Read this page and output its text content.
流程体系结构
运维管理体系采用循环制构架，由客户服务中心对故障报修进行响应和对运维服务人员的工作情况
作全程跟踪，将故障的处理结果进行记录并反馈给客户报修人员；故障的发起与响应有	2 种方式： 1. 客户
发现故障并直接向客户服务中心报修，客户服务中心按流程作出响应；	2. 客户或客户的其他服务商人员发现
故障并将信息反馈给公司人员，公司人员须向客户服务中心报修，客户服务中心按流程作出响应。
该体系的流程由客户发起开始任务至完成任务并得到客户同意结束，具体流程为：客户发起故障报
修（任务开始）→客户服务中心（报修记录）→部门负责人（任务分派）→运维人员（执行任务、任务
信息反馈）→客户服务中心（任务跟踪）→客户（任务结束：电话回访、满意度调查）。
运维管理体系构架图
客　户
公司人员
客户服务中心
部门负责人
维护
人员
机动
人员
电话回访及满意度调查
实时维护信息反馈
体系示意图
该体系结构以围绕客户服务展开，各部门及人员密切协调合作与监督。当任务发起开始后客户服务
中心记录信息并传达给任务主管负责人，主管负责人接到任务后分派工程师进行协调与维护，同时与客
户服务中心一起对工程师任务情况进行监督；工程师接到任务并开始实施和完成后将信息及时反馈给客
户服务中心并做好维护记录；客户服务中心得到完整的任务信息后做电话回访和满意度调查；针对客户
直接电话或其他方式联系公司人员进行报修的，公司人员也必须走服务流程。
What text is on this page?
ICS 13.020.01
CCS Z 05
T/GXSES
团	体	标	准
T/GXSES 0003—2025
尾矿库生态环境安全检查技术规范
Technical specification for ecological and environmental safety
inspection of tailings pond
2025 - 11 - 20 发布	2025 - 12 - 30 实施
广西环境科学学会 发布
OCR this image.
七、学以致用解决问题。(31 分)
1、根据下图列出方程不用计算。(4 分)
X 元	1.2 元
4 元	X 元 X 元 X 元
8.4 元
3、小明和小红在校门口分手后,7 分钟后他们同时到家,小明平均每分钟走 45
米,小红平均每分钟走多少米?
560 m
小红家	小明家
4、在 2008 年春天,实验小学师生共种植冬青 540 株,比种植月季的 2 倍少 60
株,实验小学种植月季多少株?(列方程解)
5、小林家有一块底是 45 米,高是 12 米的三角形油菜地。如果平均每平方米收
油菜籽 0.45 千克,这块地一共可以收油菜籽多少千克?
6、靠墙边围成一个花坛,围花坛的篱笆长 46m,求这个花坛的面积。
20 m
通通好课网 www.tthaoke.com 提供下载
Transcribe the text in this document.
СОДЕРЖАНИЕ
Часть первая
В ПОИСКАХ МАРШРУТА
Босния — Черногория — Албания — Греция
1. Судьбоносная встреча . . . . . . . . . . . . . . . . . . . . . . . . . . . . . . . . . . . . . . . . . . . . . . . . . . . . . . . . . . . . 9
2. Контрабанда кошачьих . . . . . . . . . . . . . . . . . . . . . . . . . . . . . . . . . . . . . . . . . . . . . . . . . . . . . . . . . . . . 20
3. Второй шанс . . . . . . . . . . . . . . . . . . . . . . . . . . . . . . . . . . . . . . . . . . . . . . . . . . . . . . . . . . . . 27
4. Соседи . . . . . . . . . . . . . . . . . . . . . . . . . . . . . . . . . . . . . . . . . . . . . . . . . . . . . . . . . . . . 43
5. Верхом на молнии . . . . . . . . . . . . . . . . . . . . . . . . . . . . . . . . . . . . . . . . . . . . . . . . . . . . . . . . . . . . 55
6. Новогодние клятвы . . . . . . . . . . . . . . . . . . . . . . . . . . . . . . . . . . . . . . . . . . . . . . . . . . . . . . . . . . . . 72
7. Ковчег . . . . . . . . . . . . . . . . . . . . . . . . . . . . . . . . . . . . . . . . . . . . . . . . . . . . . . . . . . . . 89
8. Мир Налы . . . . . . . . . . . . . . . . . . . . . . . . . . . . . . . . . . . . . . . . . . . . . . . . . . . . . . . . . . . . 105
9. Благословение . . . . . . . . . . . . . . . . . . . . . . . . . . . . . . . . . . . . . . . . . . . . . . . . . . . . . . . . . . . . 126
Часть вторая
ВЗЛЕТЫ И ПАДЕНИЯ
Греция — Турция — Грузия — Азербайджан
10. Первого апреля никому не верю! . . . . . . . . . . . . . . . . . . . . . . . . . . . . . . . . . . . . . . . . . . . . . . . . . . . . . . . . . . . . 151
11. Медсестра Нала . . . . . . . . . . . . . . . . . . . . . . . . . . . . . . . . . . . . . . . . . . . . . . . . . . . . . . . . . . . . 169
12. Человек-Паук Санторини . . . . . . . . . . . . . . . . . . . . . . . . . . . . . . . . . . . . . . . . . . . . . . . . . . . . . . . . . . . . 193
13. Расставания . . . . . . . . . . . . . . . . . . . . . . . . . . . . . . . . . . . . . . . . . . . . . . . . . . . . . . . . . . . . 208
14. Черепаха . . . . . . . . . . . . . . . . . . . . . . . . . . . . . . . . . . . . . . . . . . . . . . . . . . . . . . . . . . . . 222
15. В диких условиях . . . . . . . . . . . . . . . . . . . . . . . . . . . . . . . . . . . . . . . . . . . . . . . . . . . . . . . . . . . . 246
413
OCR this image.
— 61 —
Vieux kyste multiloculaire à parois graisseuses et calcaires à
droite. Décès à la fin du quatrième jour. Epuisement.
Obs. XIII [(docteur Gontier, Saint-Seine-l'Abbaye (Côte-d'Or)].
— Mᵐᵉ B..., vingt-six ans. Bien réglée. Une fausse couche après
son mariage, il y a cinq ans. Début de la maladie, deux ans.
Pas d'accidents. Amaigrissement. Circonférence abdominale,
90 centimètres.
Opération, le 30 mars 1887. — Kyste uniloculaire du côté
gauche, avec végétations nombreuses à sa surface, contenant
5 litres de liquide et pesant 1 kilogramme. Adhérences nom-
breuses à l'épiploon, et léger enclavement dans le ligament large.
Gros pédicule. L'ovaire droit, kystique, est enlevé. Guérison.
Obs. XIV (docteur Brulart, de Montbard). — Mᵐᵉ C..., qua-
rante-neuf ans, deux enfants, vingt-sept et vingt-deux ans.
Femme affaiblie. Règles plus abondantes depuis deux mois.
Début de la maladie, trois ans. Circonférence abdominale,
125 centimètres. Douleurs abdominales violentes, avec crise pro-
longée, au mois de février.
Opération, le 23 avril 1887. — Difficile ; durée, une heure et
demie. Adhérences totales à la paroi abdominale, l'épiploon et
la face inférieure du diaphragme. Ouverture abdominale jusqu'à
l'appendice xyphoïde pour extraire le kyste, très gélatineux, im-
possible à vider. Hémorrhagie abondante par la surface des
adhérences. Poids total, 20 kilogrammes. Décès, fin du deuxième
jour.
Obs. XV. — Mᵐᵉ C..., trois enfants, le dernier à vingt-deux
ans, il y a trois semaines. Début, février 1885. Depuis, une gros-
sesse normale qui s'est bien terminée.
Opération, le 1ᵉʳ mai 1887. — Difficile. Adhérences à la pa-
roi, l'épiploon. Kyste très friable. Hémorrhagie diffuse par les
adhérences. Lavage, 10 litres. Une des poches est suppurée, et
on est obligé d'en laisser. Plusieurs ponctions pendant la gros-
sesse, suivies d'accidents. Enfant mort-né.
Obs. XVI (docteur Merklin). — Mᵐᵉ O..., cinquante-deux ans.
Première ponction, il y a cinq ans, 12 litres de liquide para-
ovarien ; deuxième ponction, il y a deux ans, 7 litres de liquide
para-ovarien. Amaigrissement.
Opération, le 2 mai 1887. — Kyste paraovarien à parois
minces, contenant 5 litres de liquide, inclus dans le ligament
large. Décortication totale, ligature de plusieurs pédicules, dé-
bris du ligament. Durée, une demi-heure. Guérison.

※

● Task instructions: Copy out each line of the entries that holds "Hémorrhagie".

● Solution:
possible à vider. Hémorrhagie abondante par la surface des
roi, l'épiploon. Kyste très friable. Hémorrhagie diffuse par les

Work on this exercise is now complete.